[DATA ENTRIES start]

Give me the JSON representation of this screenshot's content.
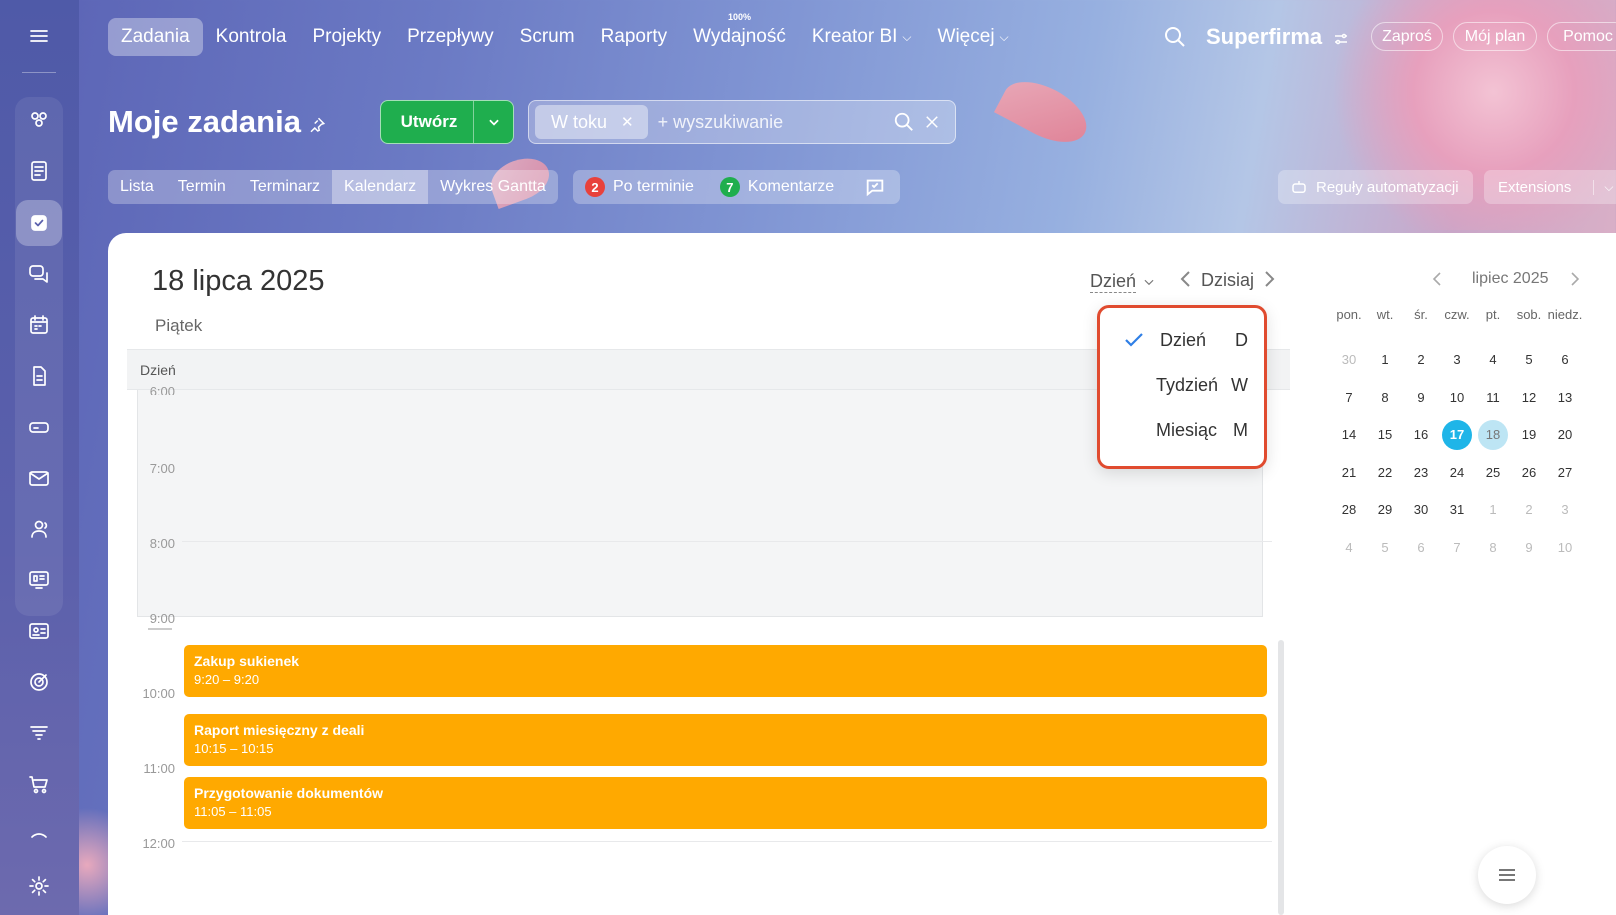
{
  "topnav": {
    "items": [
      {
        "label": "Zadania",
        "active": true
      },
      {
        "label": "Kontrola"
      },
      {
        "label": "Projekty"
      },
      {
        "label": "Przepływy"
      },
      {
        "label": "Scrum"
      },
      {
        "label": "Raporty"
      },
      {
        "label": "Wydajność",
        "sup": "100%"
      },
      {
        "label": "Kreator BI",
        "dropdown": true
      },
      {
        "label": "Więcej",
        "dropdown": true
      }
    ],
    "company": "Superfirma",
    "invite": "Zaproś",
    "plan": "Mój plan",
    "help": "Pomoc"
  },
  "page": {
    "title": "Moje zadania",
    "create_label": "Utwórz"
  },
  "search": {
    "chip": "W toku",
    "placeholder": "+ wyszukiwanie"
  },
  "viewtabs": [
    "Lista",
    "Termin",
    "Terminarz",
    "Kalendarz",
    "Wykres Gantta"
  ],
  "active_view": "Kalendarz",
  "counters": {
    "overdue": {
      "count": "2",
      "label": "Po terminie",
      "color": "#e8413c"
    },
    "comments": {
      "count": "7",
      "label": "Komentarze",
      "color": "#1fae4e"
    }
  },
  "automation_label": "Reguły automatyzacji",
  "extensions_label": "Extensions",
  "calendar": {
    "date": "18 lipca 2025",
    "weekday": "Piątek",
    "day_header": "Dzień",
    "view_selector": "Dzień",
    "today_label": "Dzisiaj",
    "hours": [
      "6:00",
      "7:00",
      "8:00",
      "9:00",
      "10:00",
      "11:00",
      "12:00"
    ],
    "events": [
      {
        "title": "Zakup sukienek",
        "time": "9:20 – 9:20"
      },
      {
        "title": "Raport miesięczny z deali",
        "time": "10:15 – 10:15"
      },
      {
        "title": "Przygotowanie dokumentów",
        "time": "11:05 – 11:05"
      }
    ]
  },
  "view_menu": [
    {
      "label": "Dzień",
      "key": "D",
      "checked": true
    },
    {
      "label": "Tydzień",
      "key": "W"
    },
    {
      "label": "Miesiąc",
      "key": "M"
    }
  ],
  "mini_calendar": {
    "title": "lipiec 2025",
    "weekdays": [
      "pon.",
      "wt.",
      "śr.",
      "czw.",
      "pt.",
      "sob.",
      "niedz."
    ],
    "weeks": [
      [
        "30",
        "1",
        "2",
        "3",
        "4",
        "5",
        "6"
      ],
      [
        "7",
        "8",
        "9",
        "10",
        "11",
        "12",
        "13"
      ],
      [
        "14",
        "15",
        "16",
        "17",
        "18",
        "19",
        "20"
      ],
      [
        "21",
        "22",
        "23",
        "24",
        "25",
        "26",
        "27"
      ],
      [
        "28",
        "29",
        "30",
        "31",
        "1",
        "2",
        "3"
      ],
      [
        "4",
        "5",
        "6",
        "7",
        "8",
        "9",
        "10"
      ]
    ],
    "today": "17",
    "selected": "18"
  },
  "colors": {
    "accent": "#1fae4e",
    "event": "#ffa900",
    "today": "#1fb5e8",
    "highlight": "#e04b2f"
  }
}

[DATA ENTRIES end]
[DATA ENTRIES start]

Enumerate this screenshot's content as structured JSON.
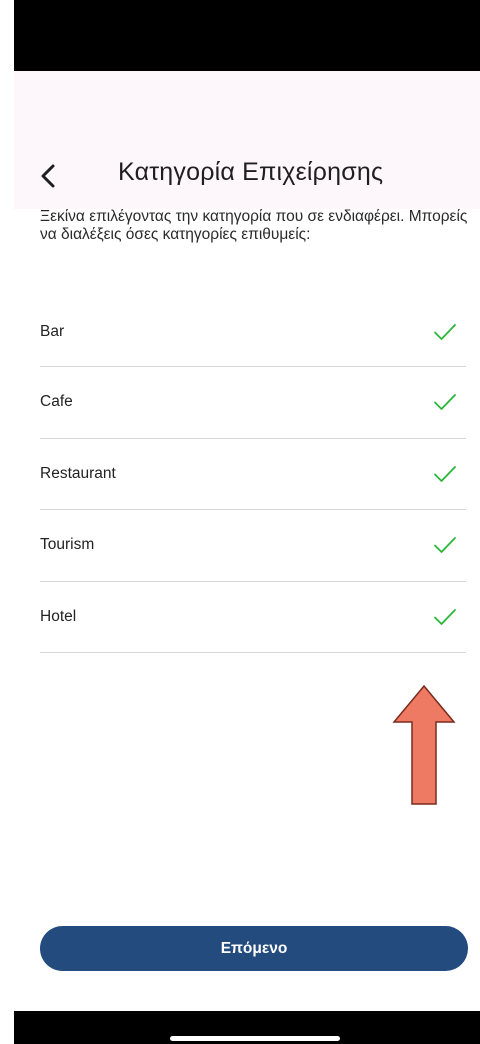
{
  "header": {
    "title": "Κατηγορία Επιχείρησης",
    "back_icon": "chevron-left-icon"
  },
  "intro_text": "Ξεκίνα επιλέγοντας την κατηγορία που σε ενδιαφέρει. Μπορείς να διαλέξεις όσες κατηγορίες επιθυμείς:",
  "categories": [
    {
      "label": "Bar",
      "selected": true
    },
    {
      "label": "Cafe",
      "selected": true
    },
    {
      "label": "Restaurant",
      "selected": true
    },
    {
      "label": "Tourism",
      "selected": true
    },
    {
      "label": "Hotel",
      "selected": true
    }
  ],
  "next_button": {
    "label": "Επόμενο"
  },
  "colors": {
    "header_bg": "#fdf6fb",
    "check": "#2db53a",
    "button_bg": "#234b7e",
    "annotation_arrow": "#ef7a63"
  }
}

[DATA ENTRIES end]

Isolate the lines above that contain the word "content" and copy them.

Give me the JSON representation of this screenshot's content.
Enumerate this screenshot's content as structured JSON.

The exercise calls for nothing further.